GIVEN EXERCISE: Reproduce the listing below verbatim.
──────── SUPPLIED ENTRIES
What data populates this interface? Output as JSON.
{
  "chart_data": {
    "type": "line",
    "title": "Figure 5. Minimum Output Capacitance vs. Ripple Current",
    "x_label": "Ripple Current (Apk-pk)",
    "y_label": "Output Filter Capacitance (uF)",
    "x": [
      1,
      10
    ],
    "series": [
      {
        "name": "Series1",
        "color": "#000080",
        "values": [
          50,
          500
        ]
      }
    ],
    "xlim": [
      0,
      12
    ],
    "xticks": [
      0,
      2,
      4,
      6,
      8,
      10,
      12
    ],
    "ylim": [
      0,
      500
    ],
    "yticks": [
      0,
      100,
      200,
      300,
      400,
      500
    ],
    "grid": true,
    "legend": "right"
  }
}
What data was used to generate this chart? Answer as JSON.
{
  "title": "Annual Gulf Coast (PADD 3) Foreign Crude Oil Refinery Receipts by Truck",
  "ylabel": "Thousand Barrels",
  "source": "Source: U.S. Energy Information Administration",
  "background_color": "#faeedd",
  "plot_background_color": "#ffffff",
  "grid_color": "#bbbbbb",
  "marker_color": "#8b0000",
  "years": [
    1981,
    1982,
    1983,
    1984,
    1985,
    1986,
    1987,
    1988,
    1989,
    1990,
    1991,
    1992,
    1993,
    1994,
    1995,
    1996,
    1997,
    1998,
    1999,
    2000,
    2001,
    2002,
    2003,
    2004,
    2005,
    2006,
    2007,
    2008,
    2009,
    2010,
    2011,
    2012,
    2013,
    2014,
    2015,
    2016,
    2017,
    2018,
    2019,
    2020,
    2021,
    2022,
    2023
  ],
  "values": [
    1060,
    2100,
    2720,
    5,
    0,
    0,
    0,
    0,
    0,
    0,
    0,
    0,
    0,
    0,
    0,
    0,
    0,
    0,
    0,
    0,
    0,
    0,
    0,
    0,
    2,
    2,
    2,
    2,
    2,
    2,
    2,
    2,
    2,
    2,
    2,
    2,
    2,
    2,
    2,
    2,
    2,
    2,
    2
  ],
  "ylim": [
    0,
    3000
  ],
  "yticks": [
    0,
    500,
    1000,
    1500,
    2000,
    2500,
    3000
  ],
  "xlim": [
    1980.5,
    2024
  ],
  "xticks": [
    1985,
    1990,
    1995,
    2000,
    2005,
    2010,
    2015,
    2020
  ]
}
────────────────
RESPONSE:
What data populates this interface? Output as JSON.
{
  "chart_data": {
    "type": "line",
    "title": "Figure 5. Minimum Output Capacitance vs. Ripple Current",
    "x_label": "Ripple Current (Apk-pk)",
    "y_label": "Output Filter Capacitance (uF)",
    "x": [
      1,
      10
    ],
    "series": [
      {
        "name": "Series1",
        "color": "#000080",
        "values": [
          50,
          500
        ]
      }
    ],
    "xlim": [
      0,
      12
    ],
    "xticks": [
      0,
      2,
      4,
      6,
      8,
      10,
      12
    ],
    "ylim": [
      0,
      500
    ],
    "yticks": [
      0,
      100,
      200,
      300,
      400,
      500
    ],
    "grid": true,
    "legend": "right"
  }
}
What data was used to generate this chart? Answer as JSON.
{
  "title": "Annual Gulf Coast (PADD 3) Foreign Crude Oil Refinery Receipts by Truck",
  "ylabel": "Thousand Barrels",
  "source": "Source: U.S. Energy Information Administration",
  "background_color": "#faeedd",
  "plot_background_color": "#ffffff",
  "grid_color": "#bbbbbb",
  "marker_color": "#8b0000",
  "years": [
    1981,
    1982,
    1983,
    1984,
    1985,
    1986,
    1987,
    1988,
    1989,
    1990,
    1991,
    1992,
    1993,
    1994,
    1995,
    1996,
    1997,
    1998,
    1999,
    2000,
    2001,
    2002,
    2003,
    2004,
    2005,
    2006,
    2007,
    2008,
    2009,
    2010,
    2011,
    2012,
    2013,
    2014,
    2015,
    2016,
    2017,
    2018,
    2019,
    2020,
    2021,
    2022,
    2023
  ],
  "values": [
    1060,
    2100,
    2720,
    5,
    0,
    0,
    0,
    0,
    0,
    0,
    0,
    0,
    0,
    0,
    0,
    0,
    0,
    0,
    0,
    0,
    0,
    0,
    0,
    0,
    2,
    2,
    2,
    2,
    2,
    2,
    2,
    2,
    2,
    2,
    2,
    2,
    2,
    2,
    2,
    2,
    2,
    2,
    2
  ],
  "ylim": [
    0,
    3000
  ],
  "yticks": [
    0,
    500,
    1000,
    1500,
    2000,
    2500,
    3000
  ],
  "xlim": [
    1980.5,
    2024
  ],
  "xticks": [
    1985,
    1990,
    1995,
    2000,
    2005,
    2010,
    2015,
    2020
  ]
}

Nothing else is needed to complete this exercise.